## Exercise
Of the lines listed below, how many contain the string "annotation"? Answer with the number alone.

################

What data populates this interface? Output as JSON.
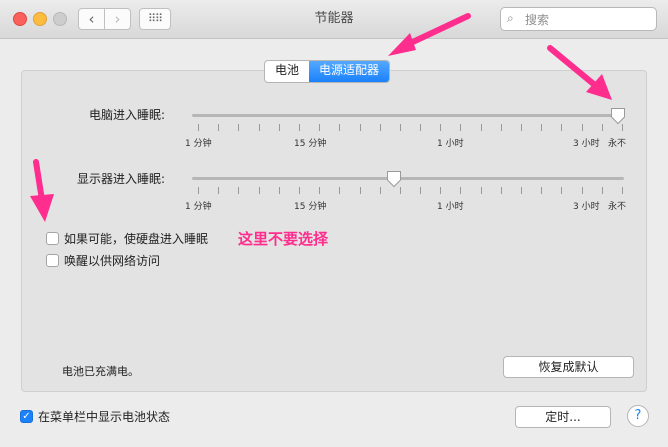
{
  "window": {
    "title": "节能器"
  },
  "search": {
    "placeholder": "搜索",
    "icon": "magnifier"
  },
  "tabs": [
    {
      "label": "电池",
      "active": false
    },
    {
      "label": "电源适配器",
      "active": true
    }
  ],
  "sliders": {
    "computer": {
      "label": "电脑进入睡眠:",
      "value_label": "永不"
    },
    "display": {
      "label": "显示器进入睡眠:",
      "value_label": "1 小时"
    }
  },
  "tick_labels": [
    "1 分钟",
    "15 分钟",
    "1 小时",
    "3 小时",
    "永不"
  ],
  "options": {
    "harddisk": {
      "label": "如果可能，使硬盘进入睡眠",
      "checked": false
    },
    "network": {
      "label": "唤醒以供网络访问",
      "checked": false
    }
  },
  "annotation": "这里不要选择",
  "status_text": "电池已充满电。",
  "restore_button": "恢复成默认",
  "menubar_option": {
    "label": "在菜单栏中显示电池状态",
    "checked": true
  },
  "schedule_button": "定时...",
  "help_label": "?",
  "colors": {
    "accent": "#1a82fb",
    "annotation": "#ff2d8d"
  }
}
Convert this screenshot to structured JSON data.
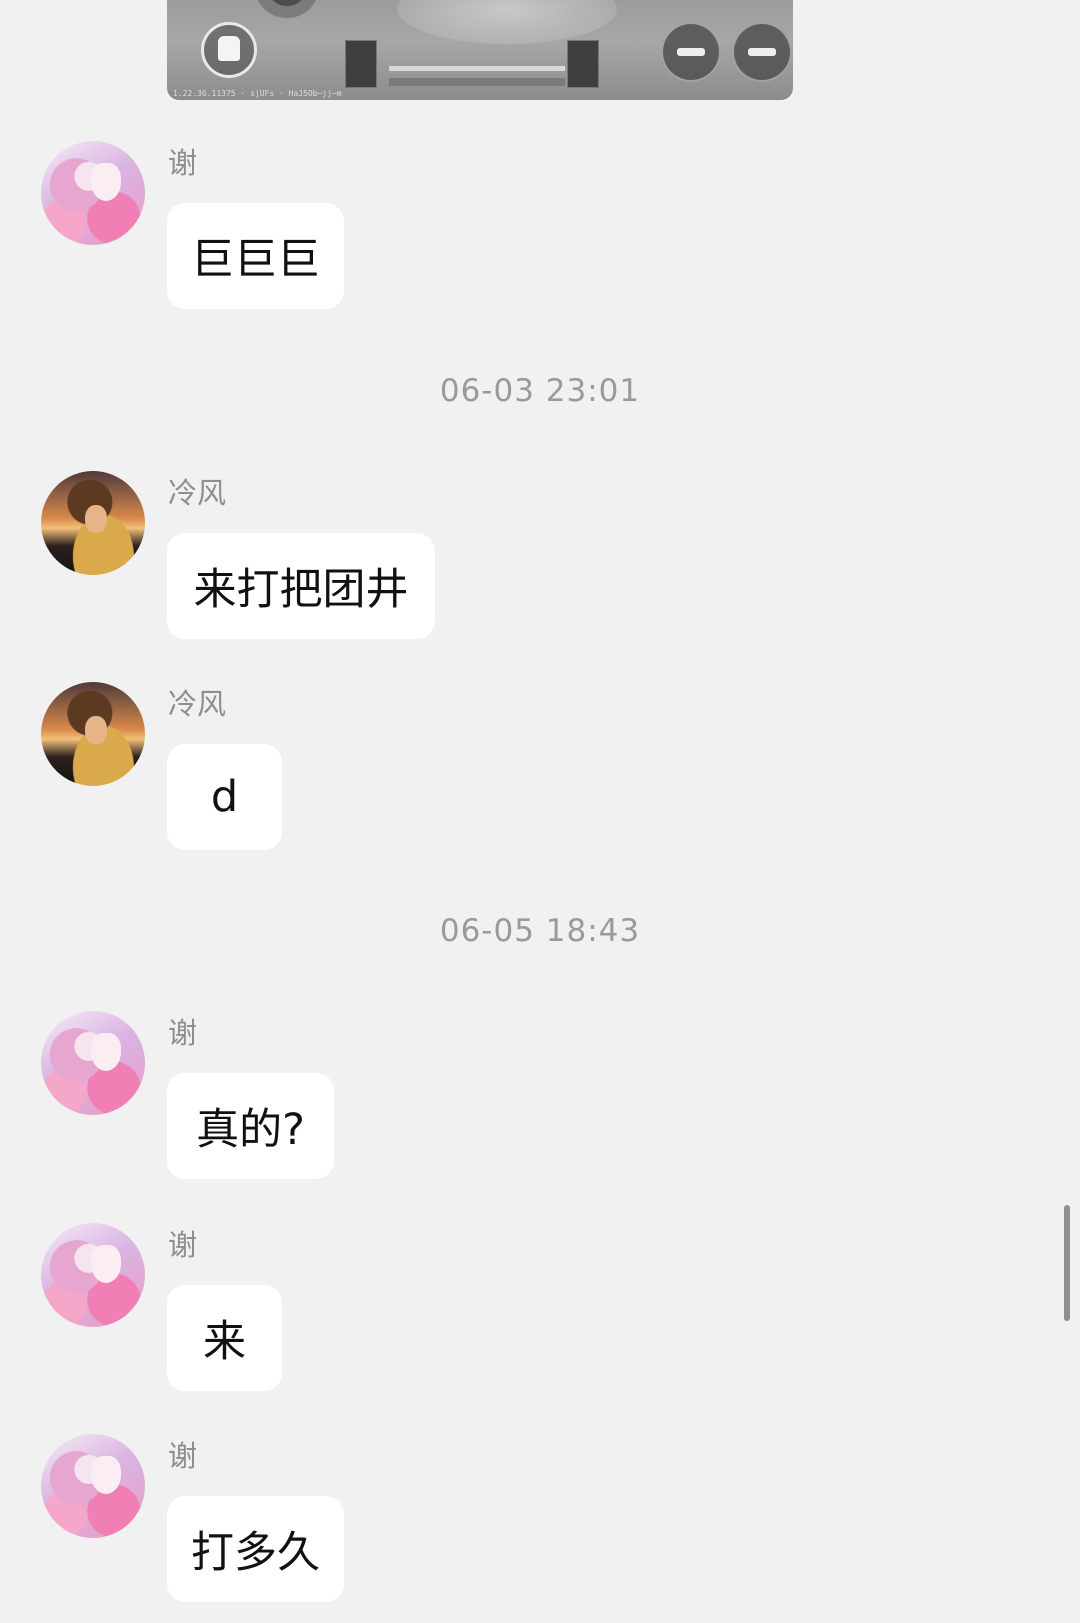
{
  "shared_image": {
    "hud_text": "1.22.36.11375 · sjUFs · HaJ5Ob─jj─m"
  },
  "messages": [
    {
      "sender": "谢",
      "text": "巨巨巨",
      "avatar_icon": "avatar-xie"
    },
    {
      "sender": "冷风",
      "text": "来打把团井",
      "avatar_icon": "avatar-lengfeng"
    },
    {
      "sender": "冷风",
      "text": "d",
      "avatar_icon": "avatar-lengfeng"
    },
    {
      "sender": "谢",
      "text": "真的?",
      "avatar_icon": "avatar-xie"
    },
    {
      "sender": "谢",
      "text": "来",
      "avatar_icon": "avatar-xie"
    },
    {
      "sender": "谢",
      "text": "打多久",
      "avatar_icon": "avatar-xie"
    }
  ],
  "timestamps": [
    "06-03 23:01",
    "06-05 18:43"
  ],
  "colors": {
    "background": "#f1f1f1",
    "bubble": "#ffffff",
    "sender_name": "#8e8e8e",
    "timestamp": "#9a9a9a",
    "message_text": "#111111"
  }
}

################

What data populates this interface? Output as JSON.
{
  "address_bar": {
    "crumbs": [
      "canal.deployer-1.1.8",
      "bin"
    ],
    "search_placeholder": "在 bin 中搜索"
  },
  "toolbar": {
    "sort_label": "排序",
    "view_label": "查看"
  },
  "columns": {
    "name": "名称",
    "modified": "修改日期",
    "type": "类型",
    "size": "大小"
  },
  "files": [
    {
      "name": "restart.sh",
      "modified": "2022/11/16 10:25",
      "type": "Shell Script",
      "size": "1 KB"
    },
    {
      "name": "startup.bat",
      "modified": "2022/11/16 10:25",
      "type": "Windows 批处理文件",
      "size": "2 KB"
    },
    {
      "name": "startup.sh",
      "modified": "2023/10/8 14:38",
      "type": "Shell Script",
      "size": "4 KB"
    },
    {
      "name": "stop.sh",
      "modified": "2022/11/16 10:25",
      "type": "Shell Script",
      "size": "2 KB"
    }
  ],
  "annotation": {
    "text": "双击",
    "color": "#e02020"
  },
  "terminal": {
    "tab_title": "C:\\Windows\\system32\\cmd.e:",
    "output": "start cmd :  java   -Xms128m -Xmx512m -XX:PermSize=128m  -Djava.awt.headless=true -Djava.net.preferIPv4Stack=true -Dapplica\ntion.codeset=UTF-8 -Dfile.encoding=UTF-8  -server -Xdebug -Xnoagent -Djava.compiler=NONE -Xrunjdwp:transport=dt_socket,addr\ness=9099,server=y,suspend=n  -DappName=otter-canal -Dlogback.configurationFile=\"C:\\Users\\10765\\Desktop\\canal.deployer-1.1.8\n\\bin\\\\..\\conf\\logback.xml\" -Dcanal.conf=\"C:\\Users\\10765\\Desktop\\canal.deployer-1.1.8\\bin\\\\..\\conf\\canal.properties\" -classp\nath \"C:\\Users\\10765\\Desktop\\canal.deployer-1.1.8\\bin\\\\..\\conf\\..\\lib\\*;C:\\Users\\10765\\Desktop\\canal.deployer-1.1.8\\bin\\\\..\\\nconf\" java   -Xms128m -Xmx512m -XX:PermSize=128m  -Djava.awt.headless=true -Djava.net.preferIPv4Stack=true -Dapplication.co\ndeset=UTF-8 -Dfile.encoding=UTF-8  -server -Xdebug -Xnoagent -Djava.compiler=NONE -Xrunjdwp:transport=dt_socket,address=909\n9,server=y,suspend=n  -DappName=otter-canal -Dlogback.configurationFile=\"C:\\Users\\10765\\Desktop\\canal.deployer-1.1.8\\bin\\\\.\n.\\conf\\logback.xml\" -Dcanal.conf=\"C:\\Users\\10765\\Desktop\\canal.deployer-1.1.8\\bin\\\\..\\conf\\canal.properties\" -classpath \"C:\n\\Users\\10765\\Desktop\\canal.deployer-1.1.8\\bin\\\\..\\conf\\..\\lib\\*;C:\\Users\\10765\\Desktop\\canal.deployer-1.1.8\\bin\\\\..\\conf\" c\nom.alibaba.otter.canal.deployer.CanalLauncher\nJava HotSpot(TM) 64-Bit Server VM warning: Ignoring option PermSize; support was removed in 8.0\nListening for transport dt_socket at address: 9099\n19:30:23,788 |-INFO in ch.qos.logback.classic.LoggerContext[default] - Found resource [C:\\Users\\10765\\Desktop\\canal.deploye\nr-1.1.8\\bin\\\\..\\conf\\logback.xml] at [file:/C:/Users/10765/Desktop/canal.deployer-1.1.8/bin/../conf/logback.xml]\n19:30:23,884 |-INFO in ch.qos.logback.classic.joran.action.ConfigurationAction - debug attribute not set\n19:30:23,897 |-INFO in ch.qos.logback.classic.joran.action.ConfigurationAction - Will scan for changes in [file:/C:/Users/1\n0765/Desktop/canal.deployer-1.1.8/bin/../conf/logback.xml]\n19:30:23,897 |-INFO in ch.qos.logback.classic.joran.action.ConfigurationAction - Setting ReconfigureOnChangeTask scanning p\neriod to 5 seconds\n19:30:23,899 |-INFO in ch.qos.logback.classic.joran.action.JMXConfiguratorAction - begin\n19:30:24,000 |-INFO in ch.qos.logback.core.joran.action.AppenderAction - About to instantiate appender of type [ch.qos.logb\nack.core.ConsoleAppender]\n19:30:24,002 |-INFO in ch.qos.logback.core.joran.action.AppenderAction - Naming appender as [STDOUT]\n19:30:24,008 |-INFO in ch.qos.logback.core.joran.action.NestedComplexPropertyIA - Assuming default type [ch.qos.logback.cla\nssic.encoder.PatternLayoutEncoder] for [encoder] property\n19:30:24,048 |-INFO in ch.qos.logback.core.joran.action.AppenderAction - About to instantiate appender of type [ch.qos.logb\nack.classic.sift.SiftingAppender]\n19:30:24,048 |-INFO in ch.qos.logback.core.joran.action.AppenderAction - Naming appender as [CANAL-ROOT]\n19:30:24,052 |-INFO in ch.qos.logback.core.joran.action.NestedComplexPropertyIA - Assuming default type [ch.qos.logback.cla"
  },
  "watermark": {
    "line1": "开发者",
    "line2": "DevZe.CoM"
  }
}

################

## Solution
3